**What you are asked to do**
Return each line that holds the word "žárovky".

**Given data**
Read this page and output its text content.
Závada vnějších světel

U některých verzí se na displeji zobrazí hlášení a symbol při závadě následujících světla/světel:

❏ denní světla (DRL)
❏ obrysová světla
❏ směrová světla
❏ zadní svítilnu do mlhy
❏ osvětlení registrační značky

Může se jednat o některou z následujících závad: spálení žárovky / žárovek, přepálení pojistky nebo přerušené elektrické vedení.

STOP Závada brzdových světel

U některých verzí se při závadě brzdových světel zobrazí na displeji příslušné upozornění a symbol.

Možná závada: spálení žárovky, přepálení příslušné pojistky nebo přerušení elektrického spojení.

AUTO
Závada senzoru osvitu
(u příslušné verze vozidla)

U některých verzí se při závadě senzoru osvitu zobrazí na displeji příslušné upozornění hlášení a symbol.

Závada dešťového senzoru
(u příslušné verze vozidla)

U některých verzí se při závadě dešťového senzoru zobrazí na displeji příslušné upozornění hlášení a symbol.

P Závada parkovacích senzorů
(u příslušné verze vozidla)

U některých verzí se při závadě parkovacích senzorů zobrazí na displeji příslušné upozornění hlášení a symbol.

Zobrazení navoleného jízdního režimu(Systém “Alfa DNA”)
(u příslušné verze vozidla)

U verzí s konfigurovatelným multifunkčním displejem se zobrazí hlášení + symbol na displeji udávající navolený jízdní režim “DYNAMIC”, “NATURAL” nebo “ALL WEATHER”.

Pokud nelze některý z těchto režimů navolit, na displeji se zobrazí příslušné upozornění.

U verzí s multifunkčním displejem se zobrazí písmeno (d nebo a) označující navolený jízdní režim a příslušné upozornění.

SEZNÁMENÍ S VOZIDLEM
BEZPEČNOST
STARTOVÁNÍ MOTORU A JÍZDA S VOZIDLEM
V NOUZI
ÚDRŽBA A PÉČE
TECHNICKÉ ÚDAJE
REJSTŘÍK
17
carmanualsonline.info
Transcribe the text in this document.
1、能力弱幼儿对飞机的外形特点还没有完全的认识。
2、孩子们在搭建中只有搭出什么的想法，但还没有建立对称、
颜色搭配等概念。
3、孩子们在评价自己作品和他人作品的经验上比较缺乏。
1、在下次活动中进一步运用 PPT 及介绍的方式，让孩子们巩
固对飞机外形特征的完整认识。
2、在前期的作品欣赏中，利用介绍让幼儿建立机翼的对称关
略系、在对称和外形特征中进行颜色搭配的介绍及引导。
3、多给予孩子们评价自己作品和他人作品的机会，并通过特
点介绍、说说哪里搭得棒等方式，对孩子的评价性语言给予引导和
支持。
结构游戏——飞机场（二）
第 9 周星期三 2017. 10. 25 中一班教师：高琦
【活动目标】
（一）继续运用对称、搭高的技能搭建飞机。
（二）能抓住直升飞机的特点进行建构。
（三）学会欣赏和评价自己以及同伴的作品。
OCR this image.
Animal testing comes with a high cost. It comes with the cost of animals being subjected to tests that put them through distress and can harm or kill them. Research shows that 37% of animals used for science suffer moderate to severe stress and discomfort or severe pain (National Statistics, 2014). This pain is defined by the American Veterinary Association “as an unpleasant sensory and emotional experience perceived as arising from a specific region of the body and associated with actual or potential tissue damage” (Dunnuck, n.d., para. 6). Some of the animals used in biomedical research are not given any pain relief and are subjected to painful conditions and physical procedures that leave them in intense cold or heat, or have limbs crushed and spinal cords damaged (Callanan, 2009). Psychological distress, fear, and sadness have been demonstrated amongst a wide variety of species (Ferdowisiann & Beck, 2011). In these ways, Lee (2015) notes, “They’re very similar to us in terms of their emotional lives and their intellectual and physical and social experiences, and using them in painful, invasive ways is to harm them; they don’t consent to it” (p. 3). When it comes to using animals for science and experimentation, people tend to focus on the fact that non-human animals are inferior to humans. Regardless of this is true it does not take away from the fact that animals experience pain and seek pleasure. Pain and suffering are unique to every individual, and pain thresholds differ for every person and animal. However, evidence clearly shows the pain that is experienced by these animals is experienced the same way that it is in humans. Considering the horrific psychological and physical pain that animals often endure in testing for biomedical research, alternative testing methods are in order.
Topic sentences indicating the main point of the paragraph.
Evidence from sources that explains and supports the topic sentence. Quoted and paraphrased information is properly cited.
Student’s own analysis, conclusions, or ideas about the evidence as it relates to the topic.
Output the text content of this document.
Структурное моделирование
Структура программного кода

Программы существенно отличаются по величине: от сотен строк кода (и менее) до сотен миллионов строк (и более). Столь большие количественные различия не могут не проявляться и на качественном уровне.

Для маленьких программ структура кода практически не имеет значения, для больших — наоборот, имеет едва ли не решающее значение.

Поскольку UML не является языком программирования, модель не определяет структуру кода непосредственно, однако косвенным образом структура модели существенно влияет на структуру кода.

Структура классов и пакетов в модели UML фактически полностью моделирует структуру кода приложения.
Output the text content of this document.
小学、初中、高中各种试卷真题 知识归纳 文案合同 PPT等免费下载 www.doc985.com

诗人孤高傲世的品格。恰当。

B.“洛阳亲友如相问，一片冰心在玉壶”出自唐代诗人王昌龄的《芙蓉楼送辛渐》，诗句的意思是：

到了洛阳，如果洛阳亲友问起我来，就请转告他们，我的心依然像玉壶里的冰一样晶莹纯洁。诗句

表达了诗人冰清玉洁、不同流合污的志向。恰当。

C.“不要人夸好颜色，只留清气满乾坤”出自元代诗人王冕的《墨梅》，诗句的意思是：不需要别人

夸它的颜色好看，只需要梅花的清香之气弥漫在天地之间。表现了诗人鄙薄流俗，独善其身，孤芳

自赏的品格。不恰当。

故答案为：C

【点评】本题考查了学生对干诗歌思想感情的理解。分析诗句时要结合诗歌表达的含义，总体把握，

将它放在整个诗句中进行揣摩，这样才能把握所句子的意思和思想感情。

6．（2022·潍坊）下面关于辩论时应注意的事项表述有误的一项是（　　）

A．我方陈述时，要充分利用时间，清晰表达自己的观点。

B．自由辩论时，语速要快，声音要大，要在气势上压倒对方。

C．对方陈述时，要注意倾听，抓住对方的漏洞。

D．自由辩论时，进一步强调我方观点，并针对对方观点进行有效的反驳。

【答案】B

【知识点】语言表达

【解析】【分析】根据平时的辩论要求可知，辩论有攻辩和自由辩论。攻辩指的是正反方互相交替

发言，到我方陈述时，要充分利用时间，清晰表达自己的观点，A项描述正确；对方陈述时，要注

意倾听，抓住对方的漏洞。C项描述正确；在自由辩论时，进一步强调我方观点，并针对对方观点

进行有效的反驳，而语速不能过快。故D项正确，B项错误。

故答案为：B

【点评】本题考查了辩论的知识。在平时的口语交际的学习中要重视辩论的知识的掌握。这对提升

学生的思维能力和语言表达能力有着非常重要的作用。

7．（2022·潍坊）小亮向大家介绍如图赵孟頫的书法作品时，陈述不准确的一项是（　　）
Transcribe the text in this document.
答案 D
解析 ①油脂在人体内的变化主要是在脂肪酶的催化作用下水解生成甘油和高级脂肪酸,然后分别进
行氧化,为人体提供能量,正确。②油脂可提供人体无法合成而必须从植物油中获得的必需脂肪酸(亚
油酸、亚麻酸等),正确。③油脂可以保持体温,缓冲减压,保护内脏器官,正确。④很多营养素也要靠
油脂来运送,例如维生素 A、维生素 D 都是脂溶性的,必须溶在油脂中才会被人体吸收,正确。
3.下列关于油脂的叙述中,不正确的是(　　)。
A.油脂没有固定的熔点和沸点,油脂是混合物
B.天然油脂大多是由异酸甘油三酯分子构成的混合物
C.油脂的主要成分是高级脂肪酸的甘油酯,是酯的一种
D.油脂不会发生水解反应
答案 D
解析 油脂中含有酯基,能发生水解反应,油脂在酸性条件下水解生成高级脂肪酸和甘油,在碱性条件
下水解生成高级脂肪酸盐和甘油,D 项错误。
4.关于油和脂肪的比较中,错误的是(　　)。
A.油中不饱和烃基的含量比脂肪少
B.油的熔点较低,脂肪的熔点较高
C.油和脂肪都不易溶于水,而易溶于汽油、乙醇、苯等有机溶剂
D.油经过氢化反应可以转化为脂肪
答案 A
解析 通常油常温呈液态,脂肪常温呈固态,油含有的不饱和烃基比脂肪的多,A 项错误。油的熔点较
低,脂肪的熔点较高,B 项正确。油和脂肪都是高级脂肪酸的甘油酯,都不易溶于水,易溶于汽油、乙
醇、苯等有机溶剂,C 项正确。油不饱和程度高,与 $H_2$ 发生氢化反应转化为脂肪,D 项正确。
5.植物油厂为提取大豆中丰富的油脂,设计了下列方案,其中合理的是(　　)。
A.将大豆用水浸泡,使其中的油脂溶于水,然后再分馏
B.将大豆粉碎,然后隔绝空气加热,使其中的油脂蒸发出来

**Result of the exercise**
Může se jednat o některou z následujících závad: spálení žárovky / žárovek, přepálení pojistky nebo přerušené elektrické vedení.
Možná závada: spálení žárovky, přepálení příslušné pojistky nebo přerušení elektrického spojení.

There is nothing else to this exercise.